▸ **WHAT TO DO**
Single out the lines that include the word "muted". Copy them.

▸ **RECORDS TO PROCESS**

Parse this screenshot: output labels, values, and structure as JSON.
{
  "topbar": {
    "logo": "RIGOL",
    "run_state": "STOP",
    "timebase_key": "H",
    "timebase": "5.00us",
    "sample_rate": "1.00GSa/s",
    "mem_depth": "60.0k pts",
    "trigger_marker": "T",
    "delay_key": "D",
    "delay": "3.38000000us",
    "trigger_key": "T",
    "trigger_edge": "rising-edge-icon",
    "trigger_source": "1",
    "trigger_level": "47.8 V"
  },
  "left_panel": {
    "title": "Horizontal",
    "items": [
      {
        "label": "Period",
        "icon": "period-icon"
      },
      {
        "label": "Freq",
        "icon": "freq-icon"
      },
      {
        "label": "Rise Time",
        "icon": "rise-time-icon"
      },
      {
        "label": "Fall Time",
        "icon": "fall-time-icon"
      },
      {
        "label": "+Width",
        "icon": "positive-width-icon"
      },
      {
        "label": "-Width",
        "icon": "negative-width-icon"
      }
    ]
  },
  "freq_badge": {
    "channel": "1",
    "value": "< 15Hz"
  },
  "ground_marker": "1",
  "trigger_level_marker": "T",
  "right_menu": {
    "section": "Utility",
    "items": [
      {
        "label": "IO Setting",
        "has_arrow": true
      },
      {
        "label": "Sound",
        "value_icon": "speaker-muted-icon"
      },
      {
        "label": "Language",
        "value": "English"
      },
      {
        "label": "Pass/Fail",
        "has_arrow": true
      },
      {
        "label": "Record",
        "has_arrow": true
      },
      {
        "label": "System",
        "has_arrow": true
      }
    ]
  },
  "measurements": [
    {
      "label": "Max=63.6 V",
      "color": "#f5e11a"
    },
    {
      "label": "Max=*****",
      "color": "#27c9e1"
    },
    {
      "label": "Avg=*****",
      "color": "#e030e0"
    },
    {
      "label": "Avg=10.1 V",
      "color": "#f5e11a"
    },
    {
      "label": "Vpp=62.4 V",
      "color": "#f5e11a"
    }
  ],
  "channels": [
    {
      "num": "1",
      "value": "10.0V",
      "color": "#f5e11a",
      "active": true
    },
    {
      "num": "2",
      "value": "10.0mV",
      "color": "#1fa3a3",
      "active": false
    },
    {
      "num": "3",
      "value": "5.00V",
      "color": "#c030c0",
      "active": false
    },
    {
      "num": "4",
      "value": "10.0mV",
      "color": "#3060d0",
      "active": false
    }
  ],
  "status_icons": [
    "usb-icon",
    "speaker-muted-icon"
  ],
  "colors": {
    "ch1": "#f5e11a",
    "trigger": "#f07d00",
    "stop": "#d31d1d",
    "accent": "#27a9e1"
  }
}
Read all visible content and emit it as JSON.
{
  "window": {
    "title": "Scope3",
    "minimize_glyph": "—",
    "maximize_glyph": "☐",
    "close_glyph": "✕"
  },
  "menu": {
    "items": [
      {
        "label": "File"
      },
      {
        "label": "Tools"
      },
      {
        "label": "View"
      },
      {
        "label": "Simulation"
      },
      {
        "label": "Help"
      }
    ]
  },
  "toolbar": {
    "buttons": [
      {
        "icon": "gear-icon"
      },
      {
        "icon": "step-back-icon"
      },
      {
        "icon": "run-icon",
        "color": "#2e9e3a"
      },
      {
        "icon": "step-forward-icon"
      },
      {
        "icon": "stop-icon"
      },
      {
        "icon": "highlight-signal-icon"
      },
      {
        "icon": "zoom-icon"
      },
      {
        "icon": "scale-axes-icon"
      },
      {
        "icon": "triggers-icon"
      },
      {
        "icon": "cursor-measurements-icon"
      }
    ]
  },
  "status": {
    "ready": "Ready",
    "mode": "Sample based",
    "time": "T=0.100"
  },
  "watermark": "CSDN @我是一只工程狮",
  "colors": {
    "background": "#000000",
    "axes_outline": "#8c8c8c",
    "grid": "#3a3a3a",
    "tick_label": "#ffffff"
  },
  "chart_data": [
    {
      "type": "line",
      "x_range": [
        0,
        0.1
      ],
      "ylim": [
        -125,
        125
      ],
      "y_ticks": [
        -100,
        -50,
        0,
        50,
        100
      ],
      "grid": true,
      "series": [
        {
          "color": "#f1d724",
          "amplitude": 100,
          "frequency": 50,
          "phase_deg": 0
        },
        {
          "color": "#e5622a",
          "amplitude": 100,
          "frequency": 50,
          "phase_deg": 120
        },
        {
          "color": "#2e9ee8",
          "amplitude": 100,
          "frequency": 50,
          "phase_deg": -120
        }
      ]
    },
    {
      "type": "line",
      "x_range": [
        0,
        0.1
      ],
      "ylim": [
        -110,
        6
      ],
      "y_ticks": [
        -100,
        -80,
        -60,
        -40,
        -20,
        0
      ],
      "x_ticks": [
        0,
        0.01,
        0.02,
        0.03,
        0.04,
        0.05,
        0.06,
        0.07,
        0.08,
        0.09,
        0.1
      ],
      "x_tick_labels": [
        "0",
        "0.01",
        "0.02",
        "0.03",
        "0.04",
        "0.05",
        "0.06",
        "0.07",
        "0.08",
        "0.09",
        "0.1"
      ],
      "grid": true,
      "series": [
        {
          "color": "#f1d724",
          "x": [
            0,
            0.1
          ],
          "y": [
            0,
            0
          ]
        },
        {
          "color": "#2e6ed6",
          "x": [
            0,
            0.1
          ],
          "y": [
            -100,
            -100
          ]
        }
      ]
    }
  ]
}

▸ **RESULT**
        "value_icon": "speaker-muted-icon"
    "speaker-muted-icon"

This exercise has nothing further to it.